- What needs to be done: Print all of the data exactly as written.

[Extracted records]
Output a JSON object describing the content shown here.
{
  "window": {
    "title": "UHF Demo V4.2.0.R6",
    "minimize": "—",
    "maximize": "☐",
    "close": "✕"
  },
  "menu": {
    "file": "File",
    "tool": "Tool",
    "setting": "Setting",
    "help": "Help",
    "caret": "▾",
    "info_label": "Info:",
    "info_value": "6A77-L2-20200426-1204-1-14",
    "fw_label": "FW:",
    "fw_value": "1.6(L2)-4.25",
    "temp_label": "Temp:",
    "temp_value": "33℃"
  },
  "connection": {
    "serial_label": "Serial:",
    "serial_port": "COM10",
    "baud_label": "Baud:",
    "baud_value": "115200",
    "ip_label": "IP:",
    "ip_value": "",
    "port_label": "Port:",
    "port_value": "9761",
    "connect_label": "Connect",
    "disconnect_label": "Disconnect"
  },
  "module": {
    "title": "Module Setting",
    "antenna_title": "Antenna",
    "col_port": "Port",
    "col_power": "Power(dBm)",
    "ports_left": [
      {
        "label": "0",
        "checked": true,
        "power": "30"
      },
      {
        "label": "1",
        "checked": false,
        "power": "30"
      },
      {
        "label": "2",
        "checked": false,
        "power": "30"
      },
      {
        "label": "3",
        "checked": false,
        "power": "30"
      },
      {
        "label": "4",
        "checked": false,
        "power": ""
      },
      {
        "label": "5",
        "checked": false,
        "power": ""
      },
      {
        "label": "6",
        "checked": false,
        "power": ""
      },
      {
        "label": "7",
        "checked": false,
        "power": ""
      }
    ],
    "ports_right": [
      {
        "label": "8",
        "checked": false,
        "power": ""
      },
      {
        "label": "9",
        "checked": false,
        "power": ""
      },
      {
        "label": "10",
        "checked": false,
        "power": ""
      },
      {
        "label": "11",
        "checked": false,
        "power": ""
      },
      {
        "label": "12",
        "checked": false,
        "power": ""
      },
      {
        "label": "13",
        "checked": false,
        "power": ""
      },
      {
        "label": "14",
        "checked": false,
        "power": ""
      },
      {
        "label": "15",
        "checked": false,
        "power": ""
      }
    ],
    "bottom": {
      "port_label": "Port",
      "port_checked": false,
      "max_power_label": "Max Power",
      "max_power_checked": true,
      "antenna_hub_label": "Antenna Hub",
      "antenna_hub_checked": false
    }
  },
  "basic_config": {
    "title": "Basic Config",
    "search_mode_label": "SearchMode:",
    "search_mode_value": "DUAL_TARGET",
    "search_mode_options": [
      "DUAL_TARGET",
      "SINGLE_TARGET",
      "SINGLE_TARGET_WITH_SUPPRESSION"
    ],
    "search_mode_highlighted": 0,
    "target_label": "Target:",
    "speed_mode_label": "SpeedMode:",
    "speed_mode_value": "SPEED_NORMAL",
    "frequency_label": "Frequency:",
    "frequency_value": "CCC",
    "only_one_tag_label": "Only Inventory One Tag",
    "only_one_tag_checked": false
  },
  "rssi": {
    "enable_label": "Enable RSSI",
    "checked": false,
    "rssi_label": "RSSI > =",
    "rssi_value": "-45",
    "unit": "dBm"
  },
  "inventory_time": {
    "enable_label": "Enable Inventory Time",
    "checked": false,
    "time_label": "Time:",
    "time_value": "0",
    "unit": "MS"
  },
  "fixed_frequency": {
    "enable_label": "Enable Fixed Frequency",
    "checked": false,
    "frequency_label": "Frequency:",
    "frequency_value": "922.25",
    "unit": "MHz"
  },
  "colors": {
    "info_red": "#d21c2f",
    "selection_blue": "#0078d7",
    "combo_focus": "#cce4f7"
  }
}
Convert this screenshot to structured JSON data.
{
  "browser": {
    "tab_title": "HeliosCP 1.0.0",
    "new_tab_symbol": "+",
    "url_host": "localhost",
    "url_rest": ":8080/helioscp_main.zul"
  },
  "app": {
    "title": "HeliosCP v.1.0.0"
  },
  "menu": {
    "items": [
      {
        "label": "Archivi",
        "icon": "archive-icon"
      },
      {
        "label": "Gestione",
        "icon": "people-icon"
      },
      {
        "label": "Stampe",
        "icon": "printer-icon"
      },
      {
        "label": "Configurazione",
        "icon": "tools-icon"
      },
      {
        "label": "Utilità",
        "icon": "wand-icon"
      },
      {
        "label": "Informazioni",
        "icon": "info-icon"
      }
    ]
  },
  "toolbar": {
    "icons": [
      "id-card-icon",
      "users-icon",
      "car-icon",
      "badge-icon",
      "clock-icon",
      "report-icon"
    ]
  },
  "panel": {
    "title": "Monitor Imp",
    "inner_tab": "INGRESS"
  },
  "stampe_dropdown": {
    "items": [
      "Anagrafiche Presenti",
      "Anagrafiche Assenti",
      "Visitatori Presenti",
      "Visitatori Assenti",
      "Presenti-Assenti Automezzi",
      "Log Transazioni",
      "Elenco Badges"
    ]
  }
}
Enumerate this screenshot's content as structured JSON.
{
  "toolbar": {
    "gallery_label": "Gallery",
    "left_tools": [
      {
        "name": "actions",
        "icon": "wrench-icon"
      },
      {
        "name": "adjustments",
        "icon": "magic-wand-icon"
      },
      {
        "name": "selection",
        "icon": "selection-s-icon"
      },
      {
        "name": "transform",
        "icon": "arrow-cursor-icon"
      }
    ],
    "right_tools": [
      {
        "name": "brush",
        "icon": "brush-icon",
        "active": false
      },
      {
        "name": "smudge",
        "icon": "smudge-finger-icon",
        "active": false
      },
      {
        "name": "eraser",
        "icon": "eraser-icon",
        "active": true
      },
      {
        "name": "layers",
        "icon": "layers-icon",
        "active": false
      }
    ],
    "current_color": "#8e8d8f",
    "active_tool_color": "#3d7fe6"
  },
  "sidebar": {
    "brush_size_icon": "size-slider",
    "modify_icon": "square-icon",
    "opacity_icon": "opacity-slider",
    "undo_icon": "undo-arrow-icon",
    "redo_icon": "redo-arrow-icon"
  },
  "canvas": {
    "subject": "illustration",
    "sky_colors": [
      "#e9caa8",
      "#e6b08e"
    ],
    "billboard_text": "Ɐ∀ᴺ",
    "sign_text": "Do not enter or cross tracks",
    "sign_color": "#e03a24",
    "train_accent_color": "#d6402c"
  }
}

- Written solution:
Output a JSON object describing the content shown here.
{
  "window": {
    "title": "UHF Demo V4.2.0.R6",
    "minimize": "—",
    "maximize": "☐",
    "close": "✕"
  },
  "menu": {
    "file": "File",
    "tool": "Tool",
    "setting": "Setting",
    "help": "Help",
    "caret": "▾",
    "info_label": "Info:",
    "info_value": "6A77-L2-20200426-1204-1-14",
    "fw_label": "FW:",
    "fw_value": "1.6(L2)-4.25",
    "temp_label": "Temp:",
    "temp_value": "33℃"
  },
  "connection": {
    "serial_label": "Serial:",
    "serial_port": "COM10",
    "baud_label": "Baud:",
    "baud_value": "115200",
    "ip_label": "IP:",
    "ip_value": "",
    "port_label": "Port:",
    "port_value": "9761",
    "connect_label": "Connect",
    "disconnect_label": "Disconnect"
  },
  "module": {
    "title": "Module Setting",
    "antenna_title": "Antenna",
    "col_port": "Port",
    "col_power": "Power(dBm)",
    "ports_left": [
      {
        "label": "0",
        "checked": true,
        "power": "30"
      },
      {
        "label": "1",
        "checked": false,
        "power": "30"
      },
      {
        "label": "2",
        "checked": false,
        "power": "30"
      },
      {
        "label": "3",
        "checked": false,
        "power": "30"
      },
      {
        "label": "4",
        "checked": false,
        "power": ""
      },
      {
        "label": "5",
        "checked": false,
        "power": ""
      },
      {
        "label": "6",
        "checked": false,
        "power": ""
      },
      {
        "label": "7",
        "checked": false,
        "power": ""
      }
    ],
    "ports_right": [
      {
        "label": "8",
        "checked": false,
        "power": ""
      },
      {
        "label": "9",
        "checked": false,
        "power": ""
      },
      {
        "label": "10",
        "checked": false,
        "power": ""
      },
      {
        "label": "11",
        "checked": false,
        "power": ""
      },
      {
        "label": "12",
        "checked": false,
        "power": ""
      },
      {
        "label": "13",
        "checked": false,
        "power": ""
      },
      {
        "label": "14",
        "checked": false,
        "power": ""
      },
      {
        "label": "15",
        "checked": false,
        "power": ""
      }
    ],
    "bottom": {
      "port_label": "Port",
      "port_checked": false,
      "max_power_label": "Max Power",
      "max_power_checked": true,
      "antenna_hub_label": "Antenna Hub",
      "antenna_hub_checked": false
    }
  },
  "basic_config": {
    "title": "Basic Config",
    "search_mode_label": "SearchMode:",
    "search_mode_value": "DUAL_TARGET",
    "search_mode_options": [
      "DUAL_TARGET",
      "SINGLE_TARGET",
      "SINGLE_TARGET_WITH_SUPPRESSION"
    ],
    "search_mode_highlighted": 0,
    "target_label": "Target:",
    "speed_mode_label": "SpeedMode:",
    "speed_mode_value": "SPEED_NORMAL",
    "frequency_label": "Frequency:",
    "frequency_value": "CCC",
    "only_one_tag_label": "Only Inventory One Tag",
    "only_one_tag_checked": false
  },
  "rssi": {
    "enable_label": "Enable RSSI",
    "checked": false,
    "rssi_label": "RSSI > =",
    "rssi_value": "-45",
    "unit": "dBm"
  },
  "inventory_time": {
    "enable_label": "Enable Inventory Time",
    "checked": false,
    "time_label": "Time:",
    "time_value": "0",
    "unit": "MS"
  },
  "fixed_frequency": {
    "enable_label": "Enable Fixed Frequency",
    "checked": false,
    "frequency_label": "Frequency:",
    "frequency_value": "922.25",
    "unit": "MHz"
  },
  "colors": {
    "info_red": "#d21c2f",
    "selection_blue": "#0078d7",
    "combo_focus": "#cce4f7"
  }
}
Convert this screenshot to structured JSON data.
{
  "browser": {
    "tab_title": "HeliosCP 1.0.0",
    "new_tab_symbol": "+",
    "url_host": "localhost",
    "url_rest": ":8080/helioscp_main.zul"
  },
  "app": {
    "title": "HeliosCP v.1.0.0"
  },
  "menu": {
    "items": [
      {
        "label": "Archivi",
        "icon": "archive-icon"
      },
      {
        "label": "Gestione",
        "icon": "people-icon"
      },
      {
        "label": "Stampe",
        "icon": "printer-icon"
      },
      {
        "label": "Configurazione",
        "icon": "tools-icon"
      },
      {
        "label": "Utilità",
        "icon": "wand-icon"
      },
      {
        "label": "Informazioni",
        "icon": "info-icon"
      }
    ]
  },
  "toolbar": {
    "icons": [
      "id-card-icon",
      "users-icon",
      "car-icon",
      "badge-icon",
      "clock-icon",
      "report-icon"
    ]
  },
  "panel": {
    "title": "Monitor Imp",
    "inner_tab": "INGRESS"
  },
  "stampe_dropdown": {
    "items": [
      "Anagrafiche Presenti",
      "Anagrafiche Assenti",
      "Visitatori Presenti",
      "Visitatori Assenti",
      "Presenti-Assenti Automezzi",
      "Log Transazioni",
      "Elenco Badges"
    ]
  }
}
Enumerate this screenshot's content as structured JSON.
{
  "toolbar": {
    "gallery_label": "Gallery",
    "left_tools": [
      {
        "name": "actions",
        "icon": "wrench-icon"
      },
      {
        "name": "adjustments",
        "icon": "magic-wand-icon"
      },
      {
        "name": "selection",
        "icon": "selection-s-icon"
      },
      {
        "name": "transform",
        "icon": "arrow-cursor-icon"
      }
    ],
    "right_tools": [
      {
        "name": "brush",
        "icon": "brush-icon",
        "active": false
      },
      {
        "name": "smudge",
        "icon": "smudge-finger-icon",
        "active": false
      },
      {
        "name": "eraser",
        "icon": "eraser-icon",
        "active": true
      },
      {
        "name": "layers",
        "icon": "layers-icon",
        "active": false
      }
    ],
    "current_color": "#8e8d8f",
    "active_tool_color": "#3d7fe6"
  },
  "sidebar": {
    "brush_size_icon": "size-slider",
    "modify_icon": "square-icon",
    "opacity_icon": "opacity-slider",
    "undo_icon": "undo-arrow-icon",
    "redo_icon": "redo-arrow-icon"
  },
  "canvas": {
    "subject": "illustration",
    "sky_colors": [
      "#e9caa8",
      "#e6b08e"
    ],
    "billboard_text": "Ɐ∀ᴺ",
    "sign_text": "Do not enter or cross tracks",
    "sign_color": "#e03a24",
    "train_accent_color": "#d6402c"
  }
}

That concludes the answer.